- **Records for this exercise**:
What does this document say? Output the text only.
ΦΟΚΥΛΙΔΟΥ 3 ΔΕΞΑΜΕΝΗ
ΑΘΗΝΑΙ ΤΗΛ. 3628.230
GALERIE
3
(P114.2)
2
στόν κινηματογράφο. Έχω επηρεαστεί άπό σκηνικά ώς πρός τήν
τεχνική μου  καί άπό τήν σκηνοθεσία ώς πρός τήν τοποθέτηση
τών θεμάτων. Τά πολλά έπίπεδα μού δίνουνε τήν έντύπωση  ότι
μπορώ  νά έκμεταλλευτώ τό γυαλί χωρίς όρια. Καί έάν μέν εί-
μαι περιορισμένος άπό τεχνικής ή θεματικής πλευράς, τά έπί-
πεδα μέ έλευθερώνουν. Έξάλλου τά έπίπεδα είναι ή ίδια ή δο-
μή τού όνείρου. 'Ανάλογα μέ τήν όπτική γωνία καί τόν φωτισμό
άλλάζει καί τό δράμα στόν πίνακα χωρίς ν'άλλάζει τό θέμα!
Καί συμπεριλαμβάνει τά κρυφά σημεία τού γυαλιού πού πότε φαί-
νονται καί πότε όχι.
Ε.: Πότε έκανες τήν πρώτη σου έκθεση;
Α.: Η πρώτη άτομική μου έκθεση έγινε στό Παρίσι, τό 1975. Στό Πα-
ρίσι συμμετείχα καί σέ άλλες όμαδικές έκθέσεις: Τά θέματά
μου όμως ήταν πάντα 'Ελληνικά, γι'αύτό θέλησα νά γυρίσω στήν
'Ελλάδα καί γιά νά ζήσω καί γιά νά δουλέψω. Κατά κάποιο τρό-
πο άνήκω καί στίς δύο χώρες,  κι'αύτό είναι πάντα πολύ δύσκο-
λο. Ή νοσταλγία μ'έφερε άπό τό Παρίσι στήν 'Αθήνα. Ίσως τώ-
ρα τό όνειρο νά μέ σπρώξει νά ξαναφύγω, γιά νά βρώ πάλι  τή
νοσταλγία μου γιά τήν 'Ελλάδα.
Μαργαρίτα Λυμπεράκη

- **Written exercise**: Would you write down every record again, exactly?

- **Output below**:
What does this document say? Output the text only.
ΦΟΚΥΛΙΔΟΥ 3 ΔΕΞΑΜΕΝΗ
ΑΘΗΝΑΙ ΤΗΛ. 3628.230
GALERIE
3
(P114.2)
2
στόν κινηματογράφο. Έχω επηρεαστεί άπό σκηνικά ώς πρός τήν
τεχνική μου  καί άπό τήν σκηνοθεσία ώς πρός τήν τοποθέτηση
τών θεμάτων. Τά πολλά έπίπεδα μού δίνουνε τήν έντύπωση  ότι
μπορώ  νά έκμεταλλευτώ τό γυαλί χωρίς όρια. Καί έάν μέν εί-
μαι περιορισμένος άπό τεχνικής ή θεματικής πλευράς, τά έπί-
πεδα μέ έλευθερώνουν. Έξάλλου τά έπίπεδα είναι ή ίδια ή δο-
μή τού όνείρου. 'Ανάλογα μέ τήν όπτική γωνία καί τόν φωτισμό
άλλάζει καί τό δράμα στόν πίνακα χωρίς ν'άλλάζει τό θέμα!
Καί συμπεριλαμβάνει τά κρυφά σημεία τού γυαλιού πού πότε φαί-
νονται καί πότε όχι.
Ε.: Πότε έκανες τήν πρώτη σου έκθεση;
Α.: Η πρώτη άτομική μου έκθεση έγινε στό Παρίσι, τό 1975. Στό Πα-
ρίσι συμμετείχα καί σέ άλλες όμαδικές έκθέσεις: Τά θέματά
μου όμως ήταν πάντα 'Ελληνικά, γι'αύτό θέλησα νά γυρίσω στήν
'Ελλάδα καί γιά νά ζήσω καί γιά νά δουλέψω. Κατά κάποιο τρό-
πο άνήκω καί στίς δύο χώρες,  κι'αύτό είναι πάντα πολύ δύσκο-
λο. Ή νοσταλγία μ'έφερε άπό τό Παρίσι στήν 'Αθήνα. Ίσως τώ-
ρα τό όνειρο νά μέ σπρώξει νά ξαναφύγω, γιά νά βρώ πάλι  τή
νοσταλγία μου γιά τήν 'Ελλάδα.
Μαργαρίτα Λυμπεράκη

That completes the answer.